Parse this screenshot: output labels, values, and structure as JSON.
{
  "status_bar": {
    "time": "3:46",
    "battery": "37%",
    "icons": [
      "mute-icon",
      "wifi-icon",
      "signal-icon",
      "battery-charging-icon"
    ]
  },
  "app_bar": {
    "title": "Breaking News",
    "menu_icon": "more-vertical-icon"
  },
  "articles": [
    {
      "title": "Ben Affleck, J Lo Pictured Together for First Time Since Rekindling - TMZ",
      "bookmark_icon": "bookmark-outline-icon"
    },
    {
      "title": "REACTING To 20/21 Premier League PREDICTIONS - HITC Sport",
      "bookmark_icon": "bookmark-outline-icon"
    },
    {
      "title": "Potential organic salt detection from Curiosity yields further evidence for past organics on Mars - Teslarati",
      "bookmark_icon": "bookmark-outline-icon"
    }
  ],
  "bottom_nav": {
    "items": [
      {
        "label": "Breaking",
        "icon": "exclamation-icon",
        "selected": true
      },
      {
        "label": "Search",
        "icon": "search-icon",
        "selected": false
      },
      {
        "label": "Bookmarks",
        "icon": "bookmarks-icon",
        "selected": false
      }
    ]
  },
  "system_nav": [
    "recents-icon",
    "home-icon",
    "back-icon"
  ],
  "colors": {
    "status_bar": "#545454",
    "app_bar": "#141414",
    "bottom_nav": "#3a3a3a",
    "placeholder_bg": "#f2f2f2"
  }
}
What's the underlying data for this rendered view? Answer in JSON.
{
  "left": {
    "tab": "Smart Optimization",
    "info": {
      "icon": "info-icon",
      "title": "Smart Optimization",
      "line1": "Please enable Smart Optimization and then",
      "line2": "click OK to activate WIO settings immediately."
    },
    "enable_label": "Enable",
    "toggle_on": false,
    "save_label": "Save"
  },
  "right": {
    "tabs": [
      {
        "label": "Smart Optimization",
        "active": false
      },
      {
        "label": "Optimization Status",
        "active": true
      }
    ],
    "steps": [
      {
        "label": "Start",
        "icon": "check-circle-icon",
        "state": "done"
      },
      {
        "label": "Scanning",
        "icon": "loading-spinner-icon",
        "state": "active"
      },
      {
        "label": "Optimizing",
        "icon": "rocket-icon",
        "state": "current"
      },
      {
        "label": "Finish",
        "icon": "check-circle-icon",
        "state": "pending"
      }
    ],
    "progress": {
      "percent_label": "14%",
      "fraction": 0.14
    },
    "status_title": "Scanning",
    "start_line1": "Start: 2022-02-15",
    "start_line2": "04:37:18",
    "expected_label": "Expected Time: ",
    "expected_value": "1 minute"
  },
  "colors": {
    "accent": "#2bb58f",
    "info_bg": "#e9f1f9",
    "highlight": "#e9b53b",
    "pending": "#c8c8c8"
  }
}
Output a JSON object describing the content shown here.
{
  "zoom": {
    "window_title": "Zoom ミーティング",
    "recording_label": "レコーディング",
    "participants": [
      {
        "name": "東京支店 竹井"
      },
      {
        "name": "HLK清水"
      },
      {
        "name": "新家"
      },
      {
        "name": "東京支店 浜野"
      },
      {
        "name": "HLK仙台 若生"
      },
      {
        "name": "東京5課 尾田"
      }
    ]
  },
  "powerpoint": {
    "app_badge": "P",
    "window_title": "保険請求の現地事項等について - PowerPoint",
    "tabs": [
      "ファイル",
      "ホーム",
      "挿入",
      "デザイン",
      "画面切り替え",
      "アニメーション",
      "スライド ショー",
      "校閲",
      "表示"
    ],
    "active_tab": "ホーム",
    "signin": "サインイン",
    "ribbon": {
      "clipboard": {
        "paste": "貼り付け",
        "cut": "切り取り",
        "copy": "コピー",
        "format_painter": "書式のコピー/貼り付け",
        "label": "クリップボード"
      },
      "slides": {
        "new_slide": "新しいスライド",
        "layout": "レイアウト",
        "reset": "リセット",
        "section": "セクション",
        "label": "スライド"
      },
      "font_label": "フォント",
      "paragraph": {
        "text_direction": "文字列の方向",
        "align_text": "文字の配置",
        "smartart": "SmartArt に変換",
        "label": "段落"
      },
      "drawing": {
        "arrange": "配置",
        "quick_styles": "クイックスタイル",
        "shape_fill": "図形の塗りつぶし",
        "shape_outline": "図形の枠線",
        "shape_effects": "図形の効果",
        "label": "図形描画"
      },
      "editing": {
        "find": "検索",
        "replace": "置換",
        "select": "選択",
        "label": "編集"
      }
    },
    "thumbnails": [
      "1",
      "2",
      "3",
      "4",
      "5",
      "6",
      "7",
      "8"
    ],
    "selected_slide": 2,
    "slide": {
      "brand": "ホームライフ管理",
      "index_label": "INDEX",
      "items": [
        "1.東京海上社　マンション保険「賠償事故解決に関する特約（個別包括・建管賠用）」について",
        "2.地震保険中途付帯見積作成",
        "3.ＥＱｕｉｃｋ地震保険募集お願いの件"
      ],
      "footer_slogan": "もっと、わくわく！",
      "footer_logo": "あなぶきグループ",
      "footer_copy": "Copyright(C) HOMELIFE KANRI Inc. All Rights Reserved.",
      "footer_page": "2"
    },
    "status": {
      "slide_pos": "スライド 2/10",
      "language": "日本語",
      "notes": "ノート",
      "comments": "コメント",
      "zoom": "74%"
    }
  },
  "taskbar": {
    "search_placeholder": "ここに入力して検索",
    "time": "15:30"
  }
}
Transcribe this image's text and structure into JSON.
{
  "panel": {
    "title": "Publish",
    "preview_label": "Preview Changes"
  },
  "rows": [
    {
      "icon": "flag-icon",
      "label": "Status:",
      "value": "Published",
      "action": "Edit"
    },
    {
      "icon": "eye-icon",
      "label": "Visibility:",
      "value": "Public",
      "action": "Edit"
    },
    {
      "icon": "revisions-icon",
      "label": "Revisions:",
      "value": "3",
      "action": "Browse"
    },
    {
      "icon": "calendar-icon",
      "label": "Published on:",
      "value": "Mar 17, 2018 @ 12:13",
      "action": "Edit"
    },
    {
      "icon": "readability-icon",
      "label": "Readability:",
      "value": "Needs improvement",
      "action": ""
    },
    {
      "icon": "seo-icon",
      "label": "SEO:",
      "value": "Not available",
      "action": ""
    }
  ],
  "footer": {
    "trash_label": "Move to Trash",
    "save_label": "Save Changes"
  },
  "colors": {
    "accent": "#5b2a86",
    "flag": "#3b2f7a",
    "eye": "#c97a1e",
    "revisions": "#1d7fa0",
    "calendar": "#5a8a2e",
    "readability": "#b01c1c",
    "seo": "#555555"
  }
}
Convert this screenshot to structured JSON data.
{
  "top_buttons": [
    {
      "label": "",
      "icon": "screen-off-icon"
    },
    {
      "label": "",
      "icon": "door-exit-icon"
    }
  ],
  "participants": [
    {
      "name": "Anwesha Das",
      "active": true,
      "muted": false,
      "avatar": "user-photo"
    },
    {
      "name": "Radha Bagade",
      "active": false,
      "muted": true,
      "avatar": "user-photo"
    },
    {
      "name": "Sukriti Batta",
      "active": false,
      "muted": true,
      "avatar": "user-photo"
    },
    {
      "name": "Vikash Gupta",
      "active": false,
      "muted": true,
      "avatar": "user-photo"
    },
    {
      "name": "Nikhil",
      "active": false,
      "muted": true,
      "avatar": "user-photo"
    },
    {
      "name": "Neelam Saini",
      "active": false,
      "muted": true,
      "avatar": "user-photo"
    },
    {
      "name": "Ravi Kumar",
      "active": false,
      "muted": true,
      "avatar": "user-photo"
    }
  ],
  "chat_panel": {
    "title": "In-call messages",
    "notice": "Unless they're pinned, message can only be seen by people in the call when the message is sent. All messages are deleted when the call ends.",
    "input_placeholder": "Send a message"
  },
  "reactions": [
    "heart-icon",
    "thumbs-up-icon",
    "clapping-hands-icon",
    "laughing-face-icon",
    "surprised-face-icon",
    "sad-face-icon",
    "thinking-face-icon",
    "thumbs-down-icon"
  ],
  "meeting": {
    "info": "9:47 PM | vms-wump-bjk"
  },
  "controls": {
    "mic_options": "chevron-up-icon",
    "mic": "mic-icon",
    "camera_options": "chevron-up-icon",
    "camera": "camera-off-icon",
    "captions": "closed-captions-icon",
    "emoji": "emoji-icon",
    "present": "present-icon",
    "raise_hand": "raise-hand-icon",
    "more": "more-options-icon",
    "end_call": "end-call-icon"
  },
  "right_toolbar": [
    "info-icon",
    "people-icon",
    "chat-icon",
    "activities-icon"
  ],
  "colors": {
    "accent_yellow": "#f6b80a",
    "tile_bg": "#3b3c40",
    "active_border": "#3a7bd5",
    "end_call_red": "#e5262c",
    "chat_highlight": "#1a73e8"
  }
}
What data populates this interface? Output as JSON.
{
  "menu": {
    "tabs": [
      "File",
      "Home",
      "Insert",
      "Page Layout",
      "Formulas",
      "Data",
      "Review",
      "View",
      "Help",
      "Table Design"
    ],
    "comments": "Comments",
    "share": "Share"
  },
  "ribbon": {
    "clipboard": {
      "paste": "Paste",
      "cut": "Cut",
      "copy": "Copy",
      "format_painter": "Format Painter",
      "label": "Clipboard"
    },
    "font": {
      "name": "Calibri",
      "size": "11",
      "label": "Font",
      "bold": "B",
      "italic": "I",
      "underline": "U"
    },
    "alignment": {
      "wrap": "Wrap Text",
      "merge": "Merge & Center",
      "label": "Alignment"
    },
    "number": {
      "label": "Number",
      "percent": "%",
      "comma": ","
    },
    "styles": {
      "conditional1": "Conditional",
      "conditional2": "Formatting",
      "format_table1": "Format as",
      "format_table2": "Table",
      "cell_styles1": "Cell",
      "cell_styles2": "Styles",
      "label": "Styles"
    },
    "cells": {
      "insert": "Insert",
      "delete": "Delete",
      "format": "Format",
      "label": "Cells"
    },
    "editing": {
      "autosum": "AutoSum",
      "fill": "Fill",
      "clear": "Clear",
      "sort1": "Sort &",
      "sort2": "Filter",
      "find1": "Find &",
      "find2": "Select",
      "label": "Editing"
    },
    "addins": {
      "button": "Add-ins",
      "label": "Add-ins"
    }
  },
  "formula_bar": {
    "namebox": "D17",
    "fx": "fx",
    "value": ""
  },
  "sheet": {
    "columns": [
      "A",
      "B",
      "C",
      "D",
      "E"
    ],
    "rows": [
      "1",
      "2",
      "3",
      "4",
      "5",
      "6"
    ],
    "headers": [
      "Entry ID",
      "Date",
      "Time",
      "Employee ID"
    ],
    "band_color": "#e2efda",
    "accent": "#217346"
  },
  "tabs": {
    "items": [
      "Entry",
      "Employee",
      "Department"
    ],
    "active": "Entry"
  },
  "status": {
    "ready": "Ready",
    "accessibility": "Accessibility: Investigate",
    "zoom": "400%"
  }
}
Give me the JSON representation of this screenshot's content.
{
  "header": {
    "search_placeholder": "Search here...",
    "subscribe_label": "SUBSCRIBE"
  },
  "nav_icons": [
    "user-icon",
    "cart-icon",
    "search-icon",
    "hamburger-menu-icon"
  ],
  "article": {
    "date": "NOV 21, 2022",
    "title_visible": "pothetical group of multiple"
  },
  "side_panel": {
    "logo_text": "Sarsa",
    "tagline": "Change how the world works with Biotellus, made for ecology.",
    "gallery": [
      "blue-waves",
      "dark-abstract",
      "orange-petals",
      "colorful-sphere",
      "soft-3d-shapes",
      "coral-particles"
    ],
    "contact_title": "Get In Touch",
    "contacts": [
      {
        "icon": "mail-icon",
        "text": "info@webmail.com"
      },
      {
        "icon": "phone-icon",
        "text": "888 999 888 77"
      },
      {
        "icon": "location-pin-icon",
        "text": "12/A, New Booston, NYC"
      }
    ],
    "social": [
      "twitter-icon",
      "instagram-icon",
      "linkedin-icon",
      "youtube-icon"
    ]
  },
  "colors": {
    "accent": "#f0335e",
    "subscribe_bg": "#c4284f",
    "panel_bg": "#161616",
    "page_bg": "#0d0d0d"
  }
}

#### [Goal of the exercise]
Write out every line of the data that holds the word "calendar".

#### [Complete response]
      "icon": "calendar-icon",
    "calendar": "#5a8a2e",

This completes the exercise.